Exercise: Select, from the data, each line where "Sueros" occurs.

Figure collection entries
.....

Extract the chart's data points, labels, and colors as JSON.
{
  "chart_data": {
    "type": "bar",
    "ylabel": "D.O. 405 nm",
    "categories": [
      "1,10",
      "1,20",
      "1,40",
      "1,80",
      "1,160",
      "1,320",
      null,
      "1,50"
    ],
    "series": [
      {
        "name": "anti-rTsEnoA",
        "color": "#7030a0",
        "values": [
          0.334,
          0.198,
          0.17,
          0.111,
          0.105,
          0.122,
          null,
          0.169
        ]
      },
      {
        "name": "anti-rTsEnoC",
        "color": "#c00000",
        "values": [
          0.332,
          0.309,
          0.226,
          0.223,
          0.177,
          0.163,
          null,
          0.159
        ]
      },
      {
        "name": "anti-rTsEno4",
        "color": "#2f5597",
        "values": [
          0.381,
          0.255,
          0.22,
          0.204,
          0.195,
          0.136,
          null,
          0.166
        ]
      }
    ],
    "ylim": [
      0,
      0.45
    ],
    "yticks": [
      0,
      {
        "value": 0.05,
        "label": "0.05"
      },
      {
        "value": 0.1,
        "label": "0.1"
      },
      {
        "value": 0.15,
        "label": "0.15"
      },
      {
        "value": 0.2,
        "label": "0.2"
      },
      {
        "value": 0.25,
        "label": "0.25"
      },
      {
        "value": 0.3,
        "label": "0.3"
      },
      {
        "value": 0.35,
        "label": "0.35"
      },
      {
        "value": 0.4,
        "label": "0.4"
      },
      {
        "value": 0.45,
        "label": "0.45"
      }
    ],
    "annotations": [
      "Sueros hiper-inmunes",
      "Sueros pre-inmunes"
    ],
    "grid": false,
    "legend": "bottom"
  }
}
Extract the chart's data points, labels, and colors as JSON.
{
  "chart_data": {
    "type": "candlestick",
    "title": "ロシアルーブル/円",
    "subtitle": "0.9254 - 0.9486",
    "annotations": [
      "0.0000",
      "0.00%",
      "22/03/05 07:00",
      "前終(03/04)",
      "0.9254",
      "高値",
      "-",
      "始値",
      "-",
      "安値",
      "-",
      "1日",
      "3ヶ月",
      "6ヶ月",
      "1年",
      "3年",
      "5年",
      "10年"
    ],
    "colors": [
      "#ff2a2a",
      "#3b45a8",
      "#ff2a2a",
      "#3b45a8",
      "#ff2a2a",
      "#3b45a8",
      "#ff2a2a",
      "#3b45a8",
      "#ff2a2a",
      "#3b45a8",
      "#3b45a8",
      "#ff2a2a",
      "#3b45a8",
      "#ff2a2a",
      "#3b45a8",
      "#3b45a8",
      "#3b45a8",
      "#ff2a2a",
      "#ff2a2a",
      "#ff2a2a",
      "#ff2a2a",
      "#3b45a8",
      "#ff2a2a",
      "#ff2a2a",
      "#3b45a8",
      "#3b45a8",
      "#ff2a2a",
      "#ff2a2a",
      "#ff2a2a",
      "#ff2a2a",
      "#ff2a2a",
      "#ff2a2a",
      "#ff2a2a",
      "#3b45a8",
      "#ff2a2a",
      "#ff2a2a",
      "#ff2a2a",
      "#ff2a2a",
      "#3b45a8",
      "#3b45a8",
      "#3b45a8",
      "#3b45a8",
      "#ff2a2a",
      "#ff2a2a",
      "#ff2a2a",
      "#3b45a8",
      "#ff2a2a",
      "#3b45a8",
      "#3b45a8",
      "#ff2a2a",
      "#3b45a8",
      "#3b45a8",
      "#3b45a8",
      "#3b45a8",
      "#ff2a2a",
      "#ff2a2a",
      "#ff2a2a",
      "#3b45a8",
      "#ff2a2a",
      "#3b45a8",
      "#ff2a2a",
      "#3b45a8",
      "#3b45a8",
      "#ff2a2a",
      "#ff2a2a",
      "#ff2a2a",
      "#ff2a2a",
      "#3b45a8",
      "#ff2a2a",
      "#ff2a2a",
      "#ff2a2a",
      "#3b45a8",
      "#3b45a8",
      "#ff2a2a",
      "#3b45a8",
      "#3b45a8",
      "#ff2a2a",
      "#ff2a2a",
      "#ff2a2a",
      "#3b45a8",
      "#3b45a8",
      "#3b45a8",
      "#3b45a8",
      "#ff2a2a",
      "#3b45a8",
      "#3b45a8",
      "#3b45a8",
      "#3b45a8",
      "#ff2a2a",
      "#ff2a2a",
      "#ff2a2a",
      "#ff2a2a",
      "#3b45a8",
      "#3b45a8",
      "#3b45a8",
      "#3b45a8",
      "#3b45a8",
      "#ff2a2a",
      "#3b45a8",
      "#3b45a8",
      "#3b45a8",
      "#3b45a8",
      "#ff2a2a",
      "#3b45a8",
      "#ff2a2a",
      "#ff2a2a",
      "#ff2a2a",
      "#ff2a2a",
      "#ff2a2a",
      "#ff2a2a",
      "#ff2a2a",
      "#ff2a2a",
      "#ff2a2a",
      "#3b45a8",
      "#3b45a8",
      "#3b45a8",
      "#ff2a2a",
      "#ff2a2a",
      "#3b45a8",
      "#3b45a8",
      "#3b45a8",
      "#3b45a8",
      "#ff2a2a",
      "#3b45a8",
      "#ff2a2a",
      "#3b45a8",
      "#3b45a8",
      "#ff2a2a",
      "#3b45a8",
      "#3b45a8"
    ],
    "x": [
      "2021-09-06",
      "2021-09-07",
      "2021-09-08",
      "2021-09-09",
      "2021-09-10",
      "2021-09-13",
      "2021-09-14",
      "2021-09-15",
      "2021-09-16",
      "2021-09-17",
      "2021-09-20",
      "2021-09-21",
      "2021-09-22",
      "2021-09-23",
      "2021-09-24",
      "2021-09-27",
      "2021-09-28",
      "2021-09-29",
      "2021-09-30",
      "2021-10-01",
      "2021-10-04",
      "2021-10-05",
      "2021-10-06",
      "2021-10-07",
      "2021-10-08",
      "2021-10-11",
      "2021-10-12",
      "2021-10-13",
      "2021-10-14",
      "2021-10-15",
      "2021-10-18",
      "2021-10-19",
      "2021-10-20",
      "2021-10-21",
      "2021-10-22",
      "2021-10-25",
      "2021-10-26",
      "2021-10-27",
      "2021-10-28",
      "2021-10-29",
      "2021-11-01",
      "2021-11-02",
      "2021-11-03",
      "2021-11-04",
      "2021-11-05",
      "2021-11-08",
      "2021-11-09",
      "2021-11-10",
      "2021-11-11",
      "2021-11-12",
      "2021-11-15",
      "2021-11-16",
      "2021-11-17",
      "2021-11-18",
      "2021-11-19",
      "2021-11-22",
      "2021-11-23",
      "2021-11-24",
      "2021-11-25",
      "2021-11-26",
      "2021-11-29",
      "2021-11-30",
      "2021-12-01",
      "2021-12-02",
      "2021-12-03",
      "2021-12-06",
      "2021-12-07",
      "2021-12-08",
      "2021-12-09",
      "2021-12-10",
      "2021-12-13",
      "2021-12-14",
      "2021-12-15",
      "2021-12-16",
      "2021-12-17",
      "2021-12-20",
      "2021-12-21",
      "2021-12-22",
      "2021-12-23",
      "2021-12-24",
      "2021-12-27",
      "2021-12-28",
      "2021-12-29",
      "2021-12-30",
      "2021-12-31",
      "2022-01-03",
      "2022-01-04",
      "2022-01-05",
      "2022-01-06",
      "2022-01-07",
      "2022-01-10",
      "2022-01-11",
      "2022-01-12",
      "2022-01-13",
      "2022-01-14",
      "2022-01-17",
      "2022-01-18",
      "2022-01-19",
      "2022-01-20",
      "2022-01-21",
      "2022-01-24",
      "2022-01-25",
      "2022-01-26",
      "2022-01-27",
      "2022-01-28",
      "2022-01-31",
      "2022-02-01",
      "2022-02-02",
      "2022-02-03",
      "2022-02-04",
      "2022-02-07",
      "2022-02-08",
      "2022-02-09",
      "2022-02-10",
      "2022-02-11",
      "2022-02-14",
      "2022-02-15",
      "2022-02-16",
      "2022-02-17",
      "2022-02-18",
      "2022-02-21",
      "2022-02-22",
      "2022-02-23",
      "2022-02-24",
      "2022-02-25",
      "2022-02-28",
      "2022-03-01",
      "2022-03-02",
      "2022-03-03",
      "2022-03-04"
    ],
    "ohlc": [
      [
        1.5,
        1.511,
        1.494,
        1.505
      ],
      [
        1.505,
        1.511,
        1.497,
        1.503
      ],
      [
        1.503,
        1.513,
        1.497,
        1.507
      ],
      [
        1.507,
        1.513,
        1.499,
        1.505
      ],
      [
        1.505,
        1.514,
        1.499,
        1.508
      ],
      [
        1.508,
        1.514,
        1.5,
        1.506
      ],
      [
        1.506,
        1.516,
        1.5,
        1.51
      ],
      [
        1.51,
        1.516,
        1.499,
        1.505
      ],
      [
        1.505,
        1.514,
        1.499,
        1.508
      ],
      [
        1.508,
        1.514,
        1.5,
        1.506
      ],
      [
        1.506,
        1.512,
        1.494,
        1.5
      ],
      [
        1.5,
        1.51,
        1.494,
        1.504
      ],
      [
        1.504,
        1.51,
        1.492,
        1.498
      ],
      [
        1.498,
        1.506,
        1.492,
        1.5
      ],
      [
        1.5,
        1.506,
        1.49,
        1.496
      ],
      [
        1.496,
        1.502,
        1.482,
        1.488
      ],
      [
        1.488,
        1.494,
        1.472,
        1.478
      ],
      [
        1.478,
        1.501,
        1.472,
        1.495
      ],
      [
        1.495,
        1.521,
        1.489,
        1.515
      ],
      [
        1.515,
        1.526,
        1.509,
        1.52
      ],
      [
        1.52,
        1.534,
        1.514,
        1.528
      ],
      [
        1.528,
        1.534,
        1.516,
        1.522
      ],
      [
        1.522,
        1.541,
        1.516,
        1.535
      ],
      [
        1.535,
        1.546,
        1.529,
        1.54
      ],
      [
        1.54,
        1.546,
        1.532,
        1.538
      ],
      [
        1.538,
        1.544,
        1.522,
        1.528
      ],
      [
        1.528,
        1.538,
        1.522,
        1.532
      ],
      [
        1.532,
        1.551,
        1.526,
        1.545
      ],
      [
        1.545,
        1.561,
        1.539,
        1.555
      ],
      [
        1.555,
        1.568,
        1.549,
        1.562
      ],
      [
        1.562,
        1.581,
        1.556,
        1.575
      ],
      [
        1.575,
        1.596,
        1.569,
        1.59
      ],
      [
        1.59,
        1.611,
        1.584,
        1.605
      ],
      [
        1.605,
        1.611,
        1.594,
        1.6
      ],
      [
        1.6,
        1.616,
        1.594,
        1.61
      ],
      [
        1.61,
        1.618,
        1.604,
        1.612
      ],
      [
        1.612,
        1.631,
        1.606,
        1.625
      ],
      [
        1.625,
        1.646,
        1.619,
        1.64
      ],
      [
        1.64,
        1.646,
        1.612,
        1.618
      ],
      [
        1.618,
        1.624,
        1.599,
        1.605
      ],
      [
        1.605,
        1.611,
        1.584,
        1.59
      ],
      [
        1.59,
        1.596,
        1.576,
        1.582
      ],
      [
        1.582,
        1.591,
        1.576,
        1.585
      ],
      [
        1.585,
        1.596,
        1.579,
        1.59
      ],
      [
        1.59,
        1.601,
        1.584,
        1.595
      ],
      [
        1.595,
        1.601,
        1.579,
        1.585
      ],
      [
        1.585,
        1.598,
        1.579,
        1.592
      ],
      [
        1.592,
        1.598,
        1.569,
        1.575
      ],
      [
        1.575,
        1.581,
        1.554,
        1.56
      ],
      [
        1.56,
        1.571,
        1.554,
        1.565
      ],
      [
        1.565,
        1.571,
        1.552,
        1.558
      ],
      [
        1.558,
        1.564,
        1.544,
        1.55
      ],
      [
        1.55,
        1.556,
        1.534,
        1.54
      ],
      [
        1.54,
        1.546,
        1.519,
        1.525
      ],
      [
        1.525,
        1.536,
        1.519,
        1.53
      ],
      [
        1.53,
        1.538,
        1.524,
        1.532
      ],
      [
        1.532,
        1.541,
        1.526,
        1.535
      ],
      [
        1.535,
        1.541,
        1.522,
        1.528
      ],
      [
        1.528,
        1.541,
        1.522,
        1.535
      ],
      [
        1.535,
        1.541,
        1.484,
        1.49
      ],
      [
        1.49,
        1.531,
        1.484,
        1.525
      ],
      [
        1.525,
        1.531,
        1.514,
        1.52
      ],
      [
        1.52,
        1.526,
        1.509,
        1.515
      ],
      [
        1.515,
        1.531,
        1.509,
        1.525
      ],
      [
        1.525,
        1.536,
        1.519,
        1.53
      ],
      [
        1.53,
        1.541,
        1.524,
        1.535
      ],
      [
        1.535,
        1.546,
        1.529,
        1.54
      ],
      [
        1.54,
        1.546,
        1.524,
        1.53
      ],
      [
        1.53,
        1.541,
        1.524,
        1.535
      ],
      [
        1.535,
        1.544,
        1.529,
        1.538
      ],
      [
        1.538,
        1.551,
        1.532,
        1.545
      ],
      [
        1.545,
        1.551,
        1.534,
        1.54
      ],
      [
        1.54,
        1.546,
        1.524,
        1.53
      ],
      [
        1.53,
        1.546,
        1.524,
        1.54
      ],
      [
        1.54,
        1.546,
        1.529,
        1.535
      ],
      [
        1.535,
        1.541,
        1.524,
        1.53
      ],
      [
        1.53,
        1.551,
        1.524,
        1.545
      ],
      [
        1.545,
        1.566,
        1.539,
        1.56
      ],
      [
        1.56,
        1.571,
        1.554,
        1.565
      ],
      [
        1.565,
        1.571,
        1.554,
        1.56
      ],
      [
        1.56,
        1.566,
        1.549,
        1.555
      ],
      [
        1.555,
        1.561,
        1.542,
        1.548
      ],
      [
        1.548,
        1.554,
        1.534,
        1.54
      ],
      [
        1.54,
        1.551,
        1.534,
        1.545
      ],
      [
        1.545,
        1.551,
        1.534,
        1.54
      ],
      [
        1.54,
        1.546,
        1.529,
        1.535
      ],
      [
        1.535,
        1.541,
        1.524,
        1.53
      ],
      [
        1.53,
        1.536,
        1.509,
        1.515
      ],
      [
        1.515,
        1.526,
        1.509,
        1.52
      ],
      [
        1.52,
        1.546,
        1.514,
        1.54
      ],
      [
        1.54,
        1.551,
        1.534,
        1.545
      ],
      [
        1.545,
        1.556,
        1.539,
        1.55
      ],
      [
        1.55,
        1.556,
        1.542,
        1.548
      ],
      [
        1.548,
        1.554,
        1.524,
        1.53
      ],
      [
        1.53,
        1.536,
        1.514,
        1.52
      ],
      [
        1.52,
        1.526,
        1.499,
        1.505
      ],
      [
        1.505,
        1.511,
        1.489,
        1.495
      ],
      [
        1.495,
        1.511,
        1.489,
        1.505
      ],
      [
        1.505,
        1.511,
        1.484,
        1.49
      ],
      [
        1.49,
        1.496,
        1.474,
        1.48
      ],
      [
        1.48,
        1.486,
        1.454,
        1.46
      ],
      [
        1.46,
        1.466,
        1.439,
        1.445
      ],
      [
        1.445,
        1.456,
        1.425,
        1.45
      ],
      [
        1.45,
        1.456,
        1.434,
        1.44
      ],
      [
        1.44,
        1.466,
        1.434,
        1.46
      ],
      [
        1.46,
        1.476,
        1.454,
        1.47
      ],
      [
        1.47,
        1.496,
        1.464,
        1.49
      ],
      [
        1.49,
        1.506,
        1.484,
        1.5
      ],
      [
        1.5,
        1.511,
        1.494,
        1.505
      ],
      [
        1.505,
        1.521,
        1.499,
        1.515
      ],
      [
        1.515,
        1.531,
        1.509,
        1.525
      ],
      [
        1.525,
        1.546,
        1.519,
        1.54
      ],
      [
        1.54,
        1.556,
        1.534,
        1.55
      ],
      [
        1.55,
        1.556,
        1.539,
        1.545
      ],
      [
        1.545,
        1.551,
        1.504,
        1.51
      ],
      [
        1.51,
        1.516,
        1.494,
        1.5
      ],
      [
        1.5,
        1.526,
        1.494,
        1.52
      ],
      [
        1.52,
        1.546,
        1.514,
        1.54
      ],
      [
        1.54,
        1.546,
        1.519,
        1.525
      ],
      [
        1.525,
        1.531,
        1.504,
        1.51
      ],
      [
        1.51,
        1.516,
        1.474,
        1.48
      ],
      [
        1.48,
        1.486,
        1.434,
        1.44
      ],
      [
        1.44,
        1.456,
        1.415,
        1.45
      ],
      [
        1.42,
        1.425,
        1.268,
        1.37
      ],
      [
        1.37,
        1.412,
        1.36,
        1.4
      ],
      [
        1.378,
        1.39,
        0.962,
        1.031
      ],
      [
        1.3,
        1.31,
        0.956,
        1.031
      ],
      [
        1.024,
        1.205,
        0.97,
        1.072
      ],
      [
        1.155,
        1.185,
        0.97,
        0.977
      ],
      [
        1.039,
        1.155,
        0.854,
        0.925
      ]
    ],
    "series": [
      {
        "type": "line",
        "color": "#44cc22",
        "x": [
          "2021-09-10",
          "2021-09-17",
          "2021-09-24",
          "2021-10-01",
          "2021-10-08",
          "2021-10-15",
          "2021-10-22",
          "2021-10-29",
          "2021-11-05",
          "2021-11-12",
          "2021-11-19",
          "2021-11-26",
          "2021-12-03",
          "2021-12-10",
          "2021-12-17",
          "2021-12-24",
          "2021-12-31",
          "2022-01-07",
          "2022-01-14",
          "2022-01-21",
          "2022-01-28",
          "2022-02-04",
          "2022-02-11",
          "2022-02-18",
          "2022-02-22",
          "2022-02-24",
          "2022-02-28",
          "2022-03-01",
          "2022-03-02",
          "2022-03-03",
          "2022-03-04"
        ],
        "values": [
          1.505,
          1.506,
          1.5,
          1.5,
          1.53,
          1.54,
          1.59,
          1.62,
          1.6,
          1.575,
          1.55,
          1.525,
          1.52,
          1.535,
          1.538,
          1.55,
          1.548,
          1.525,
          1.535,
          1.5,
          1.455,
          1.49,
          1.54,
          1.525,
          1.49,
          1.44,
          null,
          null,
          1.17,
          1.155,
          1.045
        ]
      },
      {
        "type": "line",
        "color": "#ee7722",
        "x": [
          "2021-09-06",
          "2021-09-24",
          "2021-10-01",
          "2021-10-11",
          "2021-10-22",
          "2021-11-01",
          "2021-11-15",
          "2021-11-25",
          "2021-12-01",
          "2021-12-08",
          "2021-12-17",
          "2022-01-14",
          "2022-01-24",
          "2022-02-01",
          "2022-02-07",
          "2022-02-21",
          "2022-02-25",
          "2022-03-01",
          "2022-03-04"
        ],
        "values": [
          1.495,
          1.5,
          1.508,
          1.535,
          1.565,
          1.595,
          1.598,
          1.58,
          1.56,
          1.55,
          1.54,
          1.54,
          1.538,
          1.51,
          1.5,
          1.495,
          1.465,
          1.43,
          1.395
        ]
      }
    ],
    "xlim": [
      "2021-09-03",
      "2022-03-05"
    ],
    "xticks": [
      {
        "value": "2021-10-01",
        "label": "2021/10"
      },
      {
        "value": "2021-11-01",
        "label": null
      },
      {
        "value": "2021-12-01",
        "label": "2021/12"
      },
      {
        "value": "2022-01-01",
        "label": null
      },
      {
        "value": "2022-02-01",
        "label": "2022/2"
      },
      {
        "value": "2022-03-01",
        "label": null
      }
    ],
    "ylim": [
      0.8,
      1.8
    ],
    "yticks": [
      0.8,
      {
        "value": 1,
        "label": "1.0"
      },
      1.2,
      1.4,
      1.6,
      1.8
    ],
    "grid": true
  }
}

.....

Answer to the exercise:
      "Sueros hiper-inmunes",
      "Sueros pre-inmunes"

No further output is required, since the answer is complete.